* **TEXT PROVIDED**
════════════════════

Extending Your Resources: TOP 5 Multi-Use Trauma Gear

An emergency usually means you have little or no resources available to recover from a bad situation. Being able to extend the life of precious resources like trauma gear might become an essential skill set, and it happens to be one that medics pride themselves in.

Unless you're heading out to do errands in a fully stocked ambulance, you aren’t going to be able to carry all the things you might need for trauma control. And the situation only gets worse for multiple casualties.

Some things you just can’t get around, like carrying tourniquets for life threatening bleeds or seals for chest wall punctures. But if possible, carrying items that can be used for more then one type of injury is good for extending the number, and different kinds of emergency trauma you might encounter.

Here’s a list of items that can handle more than one job:

  1. Cravat

Also known as a triangle bandage, this is a great item to carry in your kit if you can squeeze one in. The cravat is inexpensive and comes in a small package, so it carries well.

════════════════════

* **SOURCE MATERIAL**
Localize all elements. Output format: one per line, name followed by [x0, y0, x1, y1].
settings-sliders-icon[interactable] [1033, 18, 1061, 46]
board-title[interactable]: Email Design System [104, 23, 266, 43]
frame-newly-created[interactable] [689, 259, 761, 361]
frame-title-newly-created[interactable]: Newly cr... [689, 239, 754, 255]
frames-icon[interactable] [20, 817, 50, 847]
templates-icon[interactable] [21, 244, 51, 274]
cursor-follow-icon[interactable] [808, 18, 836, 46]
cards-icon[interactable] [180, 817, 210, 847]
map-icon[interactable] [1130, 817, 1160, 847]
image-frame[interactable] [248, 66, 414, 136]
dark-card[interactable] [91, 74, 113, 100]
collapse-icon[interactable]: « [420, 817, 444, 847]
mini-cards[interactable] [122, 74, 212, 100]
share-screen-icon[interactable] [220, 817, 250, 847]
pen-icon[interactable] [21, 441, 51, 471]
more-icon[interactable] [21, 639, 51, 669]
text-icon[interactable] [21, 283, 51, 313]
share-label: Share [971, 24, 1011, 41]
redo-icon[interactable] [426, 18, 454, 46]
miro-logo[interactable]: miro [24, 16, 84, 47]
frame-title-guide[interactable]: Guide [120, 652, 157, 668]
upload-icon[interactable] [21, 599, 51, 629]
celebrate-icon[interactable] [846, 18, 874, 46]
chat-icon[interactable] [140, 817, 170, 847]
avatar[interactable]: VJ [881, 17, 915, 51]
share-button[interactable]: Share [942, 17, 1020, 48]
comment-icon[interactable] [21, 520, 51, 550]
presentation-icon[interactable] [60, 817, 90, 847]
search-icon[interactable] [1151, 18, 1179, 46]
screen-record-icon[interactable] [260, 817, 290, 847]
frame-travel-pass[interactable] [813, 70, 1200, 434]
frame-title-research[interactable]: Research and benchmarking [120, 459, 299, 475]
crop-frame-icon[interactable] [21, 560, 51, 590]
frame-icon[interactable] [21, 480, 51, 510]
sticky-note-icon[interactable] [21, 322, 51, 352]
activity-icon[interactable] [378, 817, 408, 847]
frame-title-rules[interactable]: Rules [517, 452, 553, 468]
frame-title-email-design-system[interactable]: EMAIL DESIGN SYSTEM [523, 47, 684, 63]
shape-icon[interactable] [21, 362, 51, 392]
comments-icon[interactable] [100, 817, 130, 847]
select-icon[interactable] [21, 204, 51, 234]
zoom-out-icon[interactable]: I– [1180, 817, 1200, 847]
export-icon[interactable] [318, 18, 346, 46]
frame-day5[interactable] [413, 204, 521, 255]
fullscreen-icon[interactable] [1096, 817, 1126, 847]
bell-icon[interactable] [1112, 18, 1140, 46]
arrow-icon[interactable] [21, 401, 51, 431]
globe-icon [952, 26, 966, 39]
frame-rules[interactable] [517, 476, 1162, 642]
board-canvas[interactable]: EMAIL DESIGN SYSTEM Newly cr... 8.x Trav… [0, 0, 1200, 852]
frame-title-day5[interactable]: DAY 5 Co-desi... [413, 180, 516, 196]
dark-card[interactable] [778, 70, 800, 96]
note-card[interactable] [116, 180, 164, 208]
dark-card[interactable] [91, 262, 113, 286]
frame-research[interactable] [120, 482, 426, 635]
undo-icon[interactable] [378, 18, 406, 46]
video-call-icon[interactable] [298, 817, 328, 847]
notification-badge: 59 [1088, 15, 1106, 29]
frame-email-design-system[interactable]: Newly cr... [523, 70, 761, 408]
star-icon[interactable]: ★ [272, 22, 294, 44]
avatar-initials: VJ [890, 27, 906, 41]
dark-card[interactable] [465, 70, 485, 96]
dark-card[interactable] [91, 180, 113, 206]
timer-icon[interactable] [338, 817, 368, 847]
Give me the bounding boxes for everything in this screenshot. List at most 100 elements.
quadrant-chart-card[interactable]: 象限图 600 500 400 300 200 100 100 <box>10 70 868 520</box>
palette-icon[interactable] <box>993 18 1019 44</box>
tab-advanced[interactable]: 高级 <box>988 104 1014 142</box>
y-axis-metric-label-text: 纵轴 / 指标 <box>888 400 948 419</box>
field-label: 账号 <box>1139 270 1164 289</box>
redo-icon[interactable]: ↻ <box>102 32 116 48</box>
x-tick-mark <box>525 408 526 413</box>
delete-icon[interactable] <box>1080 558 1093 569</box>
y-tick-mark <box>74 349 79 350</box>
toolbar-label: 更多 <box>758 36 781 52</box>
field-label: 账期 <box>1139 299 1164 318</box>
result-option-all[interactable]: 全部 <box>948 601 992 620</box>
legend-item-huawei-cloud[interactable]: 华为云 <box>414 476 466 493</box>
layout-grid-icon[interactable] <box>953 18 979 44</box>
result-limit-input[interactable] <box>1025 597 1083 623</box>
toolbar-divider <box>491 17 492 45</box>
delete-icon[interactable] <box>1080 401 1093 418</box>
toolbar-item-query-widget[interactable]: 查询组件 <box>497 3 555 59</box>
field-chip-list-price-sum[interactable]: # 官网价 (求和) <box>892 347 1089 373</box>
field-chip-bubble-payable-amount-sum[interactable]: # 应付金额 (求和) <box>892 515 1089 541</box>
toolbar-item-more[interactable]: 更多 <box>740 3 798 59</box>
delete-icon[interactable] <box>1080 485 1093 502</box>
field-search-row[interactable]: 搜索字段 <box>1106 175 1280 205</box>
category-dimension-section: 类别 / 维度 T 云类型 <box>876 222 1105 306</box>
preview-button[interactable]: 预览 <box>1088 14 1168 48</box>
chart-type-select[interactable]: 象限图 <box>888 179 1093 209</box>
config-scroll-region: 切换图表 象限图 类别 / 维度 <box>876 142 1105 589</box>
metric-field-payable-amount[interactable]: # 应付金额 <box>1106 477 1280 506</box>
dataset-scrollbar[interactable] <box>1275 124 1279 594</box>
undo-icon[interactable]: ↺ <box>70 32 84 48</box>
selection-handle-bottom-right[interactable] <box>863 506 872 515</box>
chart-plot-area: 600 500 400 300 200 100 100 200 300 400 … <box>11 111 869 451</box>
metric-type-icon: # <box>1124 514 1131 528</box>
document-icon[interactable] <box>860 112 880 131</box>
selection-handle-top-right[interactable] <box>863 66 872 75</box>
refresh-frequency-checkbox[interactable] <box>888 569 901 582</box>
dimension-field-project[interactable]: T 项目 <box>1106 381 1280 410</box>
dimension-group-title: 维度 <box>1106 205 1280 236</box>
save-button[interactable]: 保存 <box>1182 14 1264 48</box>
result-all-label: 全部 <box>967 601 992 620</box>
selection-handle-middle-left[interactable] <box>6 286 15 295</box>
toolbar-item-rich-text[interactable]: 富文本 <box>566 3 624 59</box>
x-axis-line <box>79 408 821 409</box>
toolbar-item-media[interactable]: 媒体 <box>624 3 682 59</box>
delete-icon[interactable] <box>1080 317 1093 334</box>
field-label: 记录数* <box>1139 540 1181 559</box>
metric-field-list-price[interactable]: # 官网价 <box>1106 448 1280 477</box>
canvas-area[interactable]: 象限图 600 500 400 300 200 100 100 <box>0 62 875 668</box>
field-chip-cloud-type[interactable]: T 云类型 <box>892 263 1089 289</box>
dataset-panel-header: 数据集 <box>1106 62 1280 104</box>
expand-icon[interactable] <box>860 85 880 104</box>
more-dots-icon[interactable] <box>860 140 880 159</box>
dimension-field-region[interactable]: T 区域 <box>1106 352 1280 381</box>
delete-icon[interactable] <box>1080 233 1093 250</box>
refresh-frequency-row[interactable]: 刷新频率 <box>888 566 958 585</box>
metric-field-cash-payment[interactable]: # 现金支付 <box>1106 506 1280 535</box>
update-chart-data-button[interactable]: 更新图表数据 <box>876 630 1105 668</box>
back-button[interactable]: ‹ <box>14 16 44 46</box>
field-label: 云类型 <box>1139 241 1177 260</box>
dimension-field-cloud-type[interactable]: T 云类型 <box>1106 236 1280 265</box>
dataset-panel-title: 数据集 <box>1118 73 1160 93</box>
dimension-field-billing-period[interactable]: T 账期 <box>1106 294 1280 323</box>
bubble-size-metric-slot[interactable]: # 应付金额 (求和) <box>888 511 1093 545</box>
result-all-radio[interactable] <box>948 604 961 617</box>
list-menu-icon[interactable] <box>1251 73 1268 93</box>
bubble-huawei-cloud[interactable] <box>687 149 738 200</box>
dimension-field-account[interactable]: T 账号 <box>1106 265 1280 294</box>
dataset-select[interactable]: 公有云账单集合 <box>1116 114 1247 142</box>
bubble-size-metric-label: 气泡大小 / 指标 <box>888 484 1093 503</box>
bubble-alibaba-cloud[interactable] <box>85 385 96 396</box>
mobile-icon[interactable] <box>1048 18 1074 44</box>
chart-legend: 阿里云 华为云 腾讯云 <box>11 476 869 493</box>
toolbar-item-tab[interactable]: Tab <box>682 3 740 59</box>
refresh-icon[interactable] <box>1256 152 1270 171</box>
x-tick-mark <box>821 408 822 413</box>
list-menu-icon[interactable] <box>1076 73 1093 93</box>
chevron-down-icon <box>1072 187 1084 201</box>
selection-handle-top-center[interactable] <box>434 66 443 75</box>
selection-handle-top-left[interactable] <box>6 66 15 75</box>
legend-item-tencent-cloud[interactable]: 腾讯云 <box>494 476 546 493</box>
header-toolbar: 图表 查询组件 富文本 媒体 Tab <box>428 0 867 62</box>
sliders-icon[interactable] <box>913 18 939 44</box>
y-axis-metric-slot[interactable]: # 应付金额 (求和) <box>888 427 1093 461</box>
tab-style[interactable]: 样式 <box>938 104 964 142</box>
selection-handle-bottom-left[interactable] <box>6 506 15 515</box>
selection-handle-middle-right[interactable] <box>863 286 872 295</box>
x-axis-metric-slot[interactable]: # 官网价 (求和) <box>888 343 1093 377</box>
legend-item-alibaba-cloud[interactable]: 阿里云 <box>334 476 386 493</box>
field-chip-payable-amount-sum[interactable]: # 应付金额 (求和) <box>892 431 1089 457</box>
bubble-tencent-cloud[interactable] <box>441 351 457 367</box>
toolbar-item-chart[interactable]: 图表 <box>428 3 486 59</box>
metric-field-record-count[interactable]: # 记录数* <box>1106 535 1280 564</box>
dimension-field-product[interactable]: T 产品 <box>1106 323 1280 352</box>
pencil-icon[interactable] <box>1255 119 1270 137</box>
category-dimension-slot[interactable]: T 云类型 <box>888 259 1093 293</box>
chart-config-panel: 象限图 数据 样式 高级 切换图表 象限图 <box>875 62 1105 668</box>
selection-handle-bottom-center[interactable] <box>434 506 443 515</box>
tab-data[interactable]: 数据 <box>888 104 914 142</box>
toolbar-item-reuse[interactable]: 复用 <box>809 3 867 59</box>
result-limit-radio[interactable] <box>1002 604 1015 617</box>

════════════════════

* **TASK TO COMPLETE**
Continue the article on multi-use trauma gear, picking up right after its last sentence about the cravat.

* **ANSWER FOR THE TASK**
Uses:

  1. Wound packing material
  2. Bandage
  3. Improvised TQ
  4. Splinting
  5. Sling and Swath
  • OLAES Modular Pressure Bandage

This is an excellent pressure bandage and can almost be thought of as its own standalone trauma kit by including a few unique features that let it handle multiple injuries.

The OLAES Modular Pressure Bandage

Uses:

  1. Controlling moderate to severe bleeding. Especially important for junctional wounds.
  2. Eye cup. The little cup used to place pressure on the wound can be cut free and placed over eye injuries.
  3. Chest seal. included with each OLAES bandage, is a sheet of plastic that can be used with the dressing holding it in place to treat penetrating chest trauma.
  4. Wound packing. The OLAES comes with a small pocket for holding a good amount of gauze for wound packing material so its ready and handy when you need it.
  • SWAT-T

The most useful TQ on the market today, the SWAT-T is an elastic rubber band that stretches tight around a limb to clamp down any bleeding arteries. Not only does it pack into the smallest space of any acceptable TQ on the market, but the cost of this multi-use gear is also the lowest.

Uses:

  1. Tourniquet life-threatening extremity bleeds.
  2. Providing a pressure dressing for moderate bleeding to limbs and major bleeds at junctions.
  3. Splinting.
  4. Sling/swath.
  5. Athletic wrap for joint injuries.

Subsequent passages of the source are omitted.